▶ [Stated exercise]
Locate all lines in the data below that hold "Franck" and show them.

▶ [Record extracts]

········

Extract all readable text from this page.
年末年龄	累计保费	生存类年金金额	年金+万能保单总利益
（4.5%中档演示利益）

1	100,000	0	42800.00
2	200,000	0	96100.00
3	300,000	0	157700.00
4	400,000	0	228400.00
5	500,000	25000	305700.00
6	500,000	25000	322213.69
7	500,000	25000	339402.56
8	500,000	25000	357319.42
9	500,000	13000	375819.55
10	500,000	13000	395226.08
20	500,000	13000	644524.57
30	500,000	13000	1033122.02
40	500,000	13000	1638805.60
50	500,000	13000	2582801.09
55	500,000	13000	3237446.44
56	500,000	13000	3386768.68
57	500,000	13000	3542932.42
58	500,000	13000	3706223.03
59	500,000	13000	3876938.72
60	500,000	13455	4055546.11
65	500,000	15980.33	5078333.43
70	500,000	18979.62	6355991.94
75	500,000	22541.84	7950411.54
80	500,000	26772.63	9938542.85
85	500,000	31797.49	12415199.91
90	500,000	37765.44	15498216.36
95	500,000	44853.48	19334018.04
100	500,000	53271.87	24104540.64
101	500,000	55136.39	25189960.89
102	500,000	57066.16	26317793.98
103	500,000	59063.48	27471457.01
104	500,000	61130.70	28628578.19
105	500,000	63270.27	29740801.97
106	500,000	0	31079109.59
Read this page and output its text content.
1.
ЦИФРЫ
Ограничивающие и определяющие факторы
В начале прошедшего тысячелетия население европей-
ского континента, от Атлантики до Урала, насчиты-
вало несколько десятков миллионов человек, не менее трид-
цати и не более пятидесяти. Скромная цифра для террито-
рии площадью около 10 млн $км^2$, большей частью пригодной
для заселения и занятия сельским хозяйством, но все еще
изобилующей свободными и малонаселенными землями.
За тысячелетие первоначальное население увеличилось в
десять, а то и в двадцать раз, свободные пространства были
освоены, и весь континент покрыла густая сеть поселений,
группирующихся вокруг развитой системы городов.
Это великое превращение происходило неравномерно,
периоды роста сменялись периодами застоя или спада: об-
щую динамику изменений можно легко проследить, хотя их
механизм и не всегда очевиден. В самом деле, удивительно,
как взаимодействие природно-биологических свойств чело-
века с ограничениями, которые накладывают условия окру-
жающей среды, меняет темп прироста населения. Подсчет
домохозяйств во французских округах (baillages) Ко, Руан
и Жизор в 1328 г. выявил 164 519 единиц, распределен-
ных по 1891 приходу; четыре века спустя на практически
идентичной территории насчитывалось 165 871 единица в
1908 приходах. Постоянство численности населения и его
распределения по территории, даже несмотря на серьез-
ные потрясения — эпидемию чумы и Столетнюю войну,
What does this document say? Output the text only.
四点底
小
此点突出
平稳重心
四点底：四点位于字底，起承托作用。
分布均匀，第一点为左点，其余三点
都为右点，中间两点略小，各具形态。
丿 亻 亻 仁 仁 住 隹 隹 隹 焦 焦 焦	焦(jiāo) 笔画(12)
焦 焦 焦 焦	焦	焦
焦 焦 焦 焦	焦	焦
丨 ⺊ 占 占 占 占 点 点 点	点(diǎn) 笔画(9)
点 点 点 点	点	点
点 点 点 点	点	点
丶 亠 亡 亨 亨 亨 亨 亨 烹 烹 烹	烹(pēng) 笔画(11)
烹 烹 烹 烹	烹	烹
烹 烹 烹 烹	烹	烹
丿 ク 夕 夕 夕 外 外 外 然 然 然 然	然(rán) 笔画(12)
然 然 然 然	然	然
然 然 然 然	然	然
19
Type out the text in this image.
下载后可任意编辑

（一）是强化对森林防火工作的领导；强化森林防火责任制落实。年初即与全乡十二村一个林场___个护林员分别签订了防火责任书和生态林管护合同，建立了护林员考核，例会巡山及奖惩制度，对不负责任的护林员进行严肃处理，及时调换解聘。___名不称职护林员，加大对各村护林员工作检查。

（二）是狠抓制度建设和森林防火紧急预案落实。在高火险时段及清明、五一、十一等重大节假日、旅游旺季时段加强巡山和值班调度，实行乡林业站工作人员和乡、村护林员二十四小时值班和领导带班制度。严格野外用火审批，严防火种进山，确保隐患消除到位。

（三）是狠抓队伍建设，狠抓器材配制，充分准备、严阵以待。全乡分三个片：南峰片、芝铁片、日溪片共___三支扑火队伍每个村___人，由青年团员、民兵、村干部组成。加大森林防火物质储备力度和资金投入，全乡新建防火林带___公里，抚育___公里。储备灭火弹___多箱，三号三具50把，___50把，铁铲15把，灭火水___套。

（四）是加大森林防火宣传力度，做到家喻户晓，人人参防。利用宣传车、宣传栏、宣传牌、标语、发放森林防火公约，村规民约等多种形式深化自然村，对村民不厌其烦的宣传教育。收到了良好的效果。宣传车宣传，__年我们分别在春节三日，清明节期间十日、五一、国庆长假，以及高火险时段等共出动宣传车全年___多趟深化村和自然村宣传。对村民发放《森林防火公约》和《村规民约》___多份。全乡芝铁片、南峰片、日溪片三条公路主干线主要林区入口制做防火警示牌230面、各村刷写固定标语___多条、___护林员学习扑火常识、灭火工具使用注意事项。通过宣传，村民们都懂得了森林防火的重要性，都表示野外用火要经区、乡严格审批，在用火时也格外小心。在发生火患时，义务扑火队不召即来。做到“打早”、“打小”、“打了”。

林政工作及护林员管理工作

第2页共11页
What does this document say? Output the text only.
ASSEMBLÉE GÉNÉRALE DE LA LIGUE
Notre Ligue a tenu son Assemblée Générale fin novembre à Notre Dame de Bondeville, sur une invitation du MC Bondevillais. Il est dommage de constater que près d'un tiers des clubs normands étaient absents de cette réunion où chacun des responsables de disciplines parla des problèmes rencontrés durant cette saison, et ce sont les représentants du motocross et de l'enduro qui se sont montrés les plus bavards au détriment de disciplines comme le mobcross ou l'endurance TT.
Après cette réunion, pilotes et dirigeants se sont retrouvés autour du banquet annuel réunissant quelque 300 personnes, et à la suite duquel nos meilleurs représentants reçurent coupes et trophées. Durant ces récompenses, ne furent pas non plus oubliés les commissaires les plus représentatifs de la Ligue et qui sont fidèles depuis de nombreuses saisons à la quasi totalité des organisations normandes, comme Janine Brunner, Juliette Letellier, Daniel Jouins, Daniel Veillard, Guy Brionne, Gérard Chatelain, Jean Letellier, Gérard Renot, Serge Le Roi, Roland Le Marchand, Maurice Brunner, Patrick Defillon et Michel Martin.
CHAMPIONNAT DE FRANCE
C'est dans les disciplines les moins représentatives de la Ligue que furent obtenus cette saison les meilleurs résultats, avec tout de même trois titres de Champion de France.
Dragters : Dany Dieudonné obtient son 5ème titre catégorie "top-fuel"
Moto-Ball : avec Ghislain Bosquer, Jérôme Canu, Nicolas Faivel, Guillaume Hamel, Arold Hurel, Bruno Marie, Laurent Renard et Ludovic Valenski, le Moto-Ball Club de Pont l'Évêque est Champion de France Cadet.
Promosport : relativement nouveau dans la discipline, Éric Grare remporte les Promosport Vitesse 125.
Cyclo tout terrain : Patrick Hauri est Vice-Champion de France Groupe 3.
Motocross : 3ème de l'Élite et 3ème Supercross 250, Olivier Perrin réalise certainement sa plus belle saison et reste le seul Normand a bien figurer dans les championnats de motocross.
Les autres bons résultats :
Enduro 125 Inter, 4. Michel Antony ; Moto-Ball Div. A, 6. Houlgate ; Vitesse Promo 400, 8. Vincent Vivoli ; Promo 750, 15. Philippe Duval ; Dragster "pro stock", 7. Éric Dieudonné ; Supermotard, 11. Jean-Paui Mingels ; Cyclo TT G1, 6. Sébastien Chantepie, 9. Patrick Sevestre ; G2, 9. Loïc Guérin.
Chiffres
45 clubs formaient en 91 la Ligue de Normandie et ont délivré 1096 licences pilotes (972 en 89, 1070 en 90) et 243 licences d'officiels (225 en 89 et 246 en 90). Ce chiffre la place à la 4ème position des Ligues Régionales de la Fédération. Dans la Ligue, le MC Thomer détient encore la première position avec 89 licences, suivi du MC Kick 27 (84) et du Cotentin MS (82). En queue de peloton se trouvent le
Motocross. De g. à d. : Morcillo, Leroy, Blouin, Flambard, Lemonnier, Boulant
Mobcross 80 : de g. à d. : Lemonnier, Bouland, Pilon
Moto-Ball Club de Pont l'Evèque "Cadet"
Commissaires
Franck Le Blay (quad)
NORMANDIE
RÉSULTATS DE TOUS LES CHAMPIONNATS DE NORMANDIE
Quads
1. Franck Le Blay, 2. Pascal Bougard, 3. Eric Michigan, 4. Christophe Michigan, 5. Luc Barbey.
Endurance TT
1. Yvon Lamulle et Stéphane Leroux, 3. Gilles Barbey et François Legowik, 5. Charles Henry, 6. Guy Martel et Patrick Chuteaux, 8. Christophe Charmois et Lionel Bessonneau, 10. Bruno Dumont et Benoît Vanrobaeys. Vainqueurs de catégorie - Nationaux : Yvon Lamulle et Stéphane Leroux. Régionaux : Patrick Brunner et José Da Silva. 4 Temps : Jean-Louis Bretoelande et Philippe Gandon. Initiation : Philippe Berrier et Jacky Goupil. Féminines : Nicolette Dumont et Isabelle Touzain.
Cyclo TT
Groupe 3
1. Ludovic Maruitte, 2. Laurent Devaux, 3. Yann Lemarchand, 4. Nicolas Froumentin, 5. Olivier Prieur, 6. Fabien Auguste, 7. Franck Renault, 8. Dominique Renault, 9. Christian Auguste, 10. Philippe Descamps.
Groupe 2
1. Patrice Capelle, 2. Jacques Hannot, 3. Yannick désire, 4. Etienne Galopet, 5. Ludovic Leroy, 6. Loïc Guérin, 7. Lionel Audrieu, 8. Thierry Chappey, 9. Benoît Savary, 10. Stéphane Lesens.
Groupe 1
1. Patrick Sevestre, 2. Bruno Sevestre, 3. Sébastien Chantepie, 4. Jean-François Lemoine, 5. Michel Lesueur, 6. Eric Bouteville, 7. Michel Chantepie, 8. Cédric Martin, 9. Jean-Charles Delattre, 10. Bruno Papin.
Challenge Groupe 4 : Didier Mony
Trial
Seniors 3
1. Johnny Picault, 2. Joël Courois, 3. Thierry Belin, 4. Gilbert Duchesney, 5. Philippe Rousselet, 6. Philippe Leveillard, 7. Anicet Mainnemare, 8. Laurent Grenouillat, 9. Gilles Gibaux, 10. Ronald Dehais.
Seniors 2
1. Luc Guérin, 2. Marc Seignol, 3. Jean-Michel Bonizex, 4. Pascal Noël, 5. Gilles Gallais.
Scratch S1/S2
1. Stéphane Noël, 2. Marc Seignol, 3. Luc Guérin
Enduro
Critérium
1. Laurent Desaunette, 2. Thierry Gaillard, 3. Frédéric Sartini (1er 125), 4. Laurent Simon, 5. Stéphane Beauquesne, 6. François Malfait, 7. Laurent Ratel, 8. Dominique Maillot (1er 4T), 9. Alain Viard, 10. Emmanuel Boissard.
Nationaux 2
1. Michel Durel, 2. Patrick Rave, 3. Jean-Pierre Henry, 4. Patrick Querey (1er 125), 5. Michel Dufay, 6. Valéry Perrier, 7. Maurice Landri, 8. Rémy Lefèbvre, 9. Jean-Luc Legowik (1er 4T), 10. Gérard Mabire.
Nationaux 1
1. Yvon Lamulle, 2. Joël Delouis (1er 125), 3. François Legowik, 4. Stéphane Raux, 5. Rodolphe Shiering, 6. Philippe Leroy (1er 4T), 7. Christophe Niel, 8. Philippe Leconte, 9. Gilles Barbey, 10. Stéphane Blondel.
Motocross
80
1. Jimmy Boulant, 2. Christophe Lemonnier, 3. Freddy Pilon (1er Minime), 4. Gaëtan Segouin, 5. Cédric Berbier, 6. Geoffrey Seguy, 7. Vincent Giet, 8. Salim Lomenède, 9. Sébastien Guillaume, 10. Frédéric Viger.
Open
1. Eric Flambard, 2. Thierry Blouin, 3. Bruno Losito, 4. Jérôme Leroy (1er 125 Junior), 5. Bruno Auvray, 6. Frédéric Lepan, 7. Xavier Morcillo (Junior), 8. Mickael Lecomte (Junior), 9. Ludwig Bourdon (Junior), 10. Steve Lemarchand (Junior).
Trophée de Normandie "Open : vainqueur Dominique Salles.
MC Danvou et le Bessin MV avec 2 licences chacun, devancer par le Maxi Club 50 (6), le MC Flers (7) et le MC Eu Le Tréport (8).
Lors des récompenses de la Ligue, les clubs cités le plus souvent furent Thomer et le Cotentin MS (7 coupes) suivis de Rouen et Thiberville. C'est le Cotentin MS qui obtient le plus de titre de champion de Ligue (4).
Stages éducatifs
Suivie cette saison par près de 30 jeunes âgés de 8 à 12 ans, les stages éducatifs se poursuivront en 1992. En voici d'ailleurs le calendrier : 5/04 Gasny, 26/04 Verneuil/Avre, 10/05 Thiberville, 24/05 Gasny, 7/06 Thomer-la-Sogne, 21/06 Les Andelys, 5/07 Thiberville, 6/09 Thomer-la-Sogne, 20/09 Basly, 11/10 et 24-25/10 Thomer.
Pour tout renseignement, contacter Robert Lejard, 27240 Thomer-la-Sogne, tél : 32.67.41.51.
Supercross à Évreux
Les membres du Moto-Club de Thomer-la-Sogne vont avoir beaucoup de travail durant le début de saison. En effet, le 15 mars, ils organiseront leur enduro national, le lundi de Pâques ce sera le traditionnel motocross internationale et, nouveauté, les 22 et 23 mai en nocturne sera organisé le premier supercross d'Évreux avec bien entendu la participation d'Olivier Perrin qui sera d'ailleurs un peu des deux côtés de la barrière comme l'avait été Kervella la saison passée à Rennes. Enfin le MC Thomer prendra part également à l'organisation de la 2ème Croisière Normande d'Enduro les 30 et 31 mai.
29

········

▶ [Response to this exercise]
Franck Le Blay (quad)
1. Franck Le Blay, 2. Pascal Bougard, 3. Eric Michigan, 4. Christophe Michigan, 5. Luc Barbey.
1. Ludovic Maruitte, 2. Laurent Devaux, 3. Yann Lemarchand, 4. Nicolas Froumentin, 5. Olivier Prieur, 6. Fabien Auguste, 7. Franck Renault, 8. Dominique Renault, 9. Christian Auguste, 10. Philippe Descamps.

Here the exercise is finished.